> **EXERCISE**
Review the material line by line. Identify and copy every line that contains the string "勤勤恳恳".

> **TASK DATA**
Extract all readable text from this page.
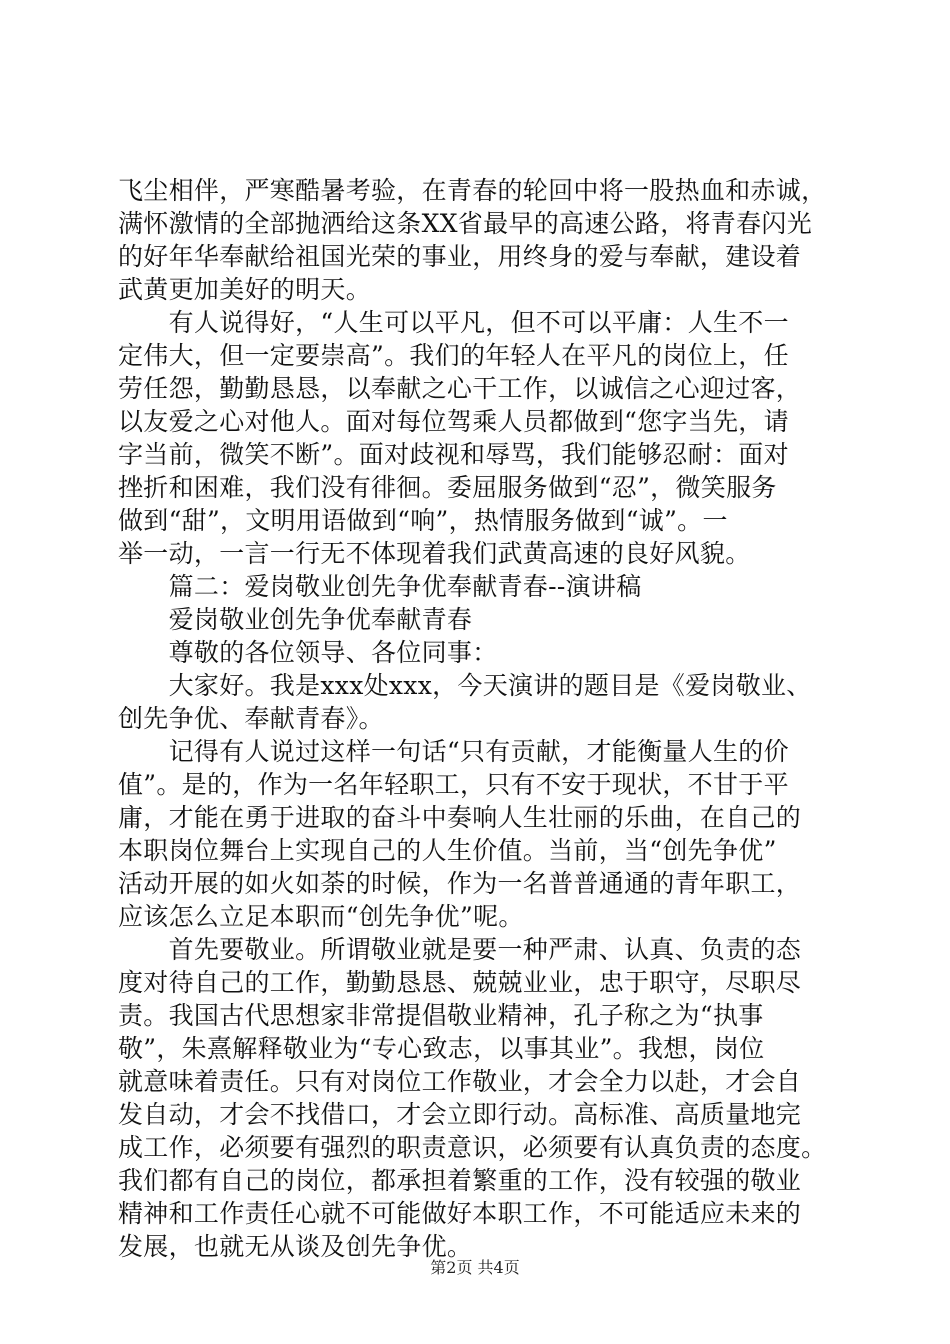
飞尘相伴，严寒酷暑考验，在青春的轮回中将一股热血和赤诚，
满怀激情的全部抛洒给这条XX省最早的高速公路，将青春闪光
的好年华奉献给祖国光荣的事业，用终身的爱与奉献，建设着
武黄更加美好的明天。
　　有人说得好，“人生可以平凡，但不可以平庸：人生不一
定伟大，但一定要崇高”。我们的年轻人在平凡的岗位上，任
劳任怨，勤勤恳恳，以奉献之心干工作，以诚信之心迎过客，
以友爱之心对他人。面对每位驾乘人员都做到“您字当先，请
字当前，微笑不断”。面对歧视和辱骂，我们能够忍耐：面对
挫折和困难，我们没有徘徊。委屈服务做到“忍”，微笑服务
做到“甜”，文明用语做到“响”，热情服务做到“诚”。一
举一动，一言一行无不体现着我们武黄高速的良好风貌。
　　篇二：爱岗敬业创先争优奉献青春--演讲稿
　　爱岗敬业创先争优奉献青春
　　尊敬的各位领导、各位同事：
　　大家好。我是xxx处xxx，今天演讲的题目是《爱岗敬业、
创先争优、奉献青春》。
　　记得有人说过这样一句话“只有贡献，才能衡量人生的价
值”。是的，作为一名年轻职工，只有不安于现状，不甘于平
庸，才能在勇于进取的奋斗中奏响人生壮丽的乐曲，在自己的
本职岗位舞台上实现自己的人生价值。当前，当“创先争优”
活动开展的如火如荼的时候，作为一名普普通通的青年职工，
应该怎么立足本职而“创先争优”呢。
　　首先要敬业。所谓敬业就是要一种严肃、认真、负责的态
度对待自己的工作，勤勤恳恳、兢兢业业，忠于职守，尽职尽
责。我国古代思想家非常提倡敬业精神，孔子称之为“执事
敬”，朱熹解释敬业为“专心致志，以事其业”。我想，岗位
就意味着责任。只有对岗位工作敬业，才会全力以赴，才会自
发自动，才会不找借口，才会立即行动。高标准、高质量地完
成工作，必须要有强烈的职责意识，必须要有认真负责的态度。
我们都有自己的岗位，都承担着繁重的工作，没有较强的敬业
精神和工作责任心就不可能做好本职工作，不可能适应未来的
发展，也就无从谈及创先争优。
第2页 共4页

> **WORKED SOLUTION**
劳任怨，勤勤恳恳，以奉献之心干工作，以诚信之心迎过客，
度对待自己的工作，勤勤恳恳、兢兢业业，忠于职守，尽职尽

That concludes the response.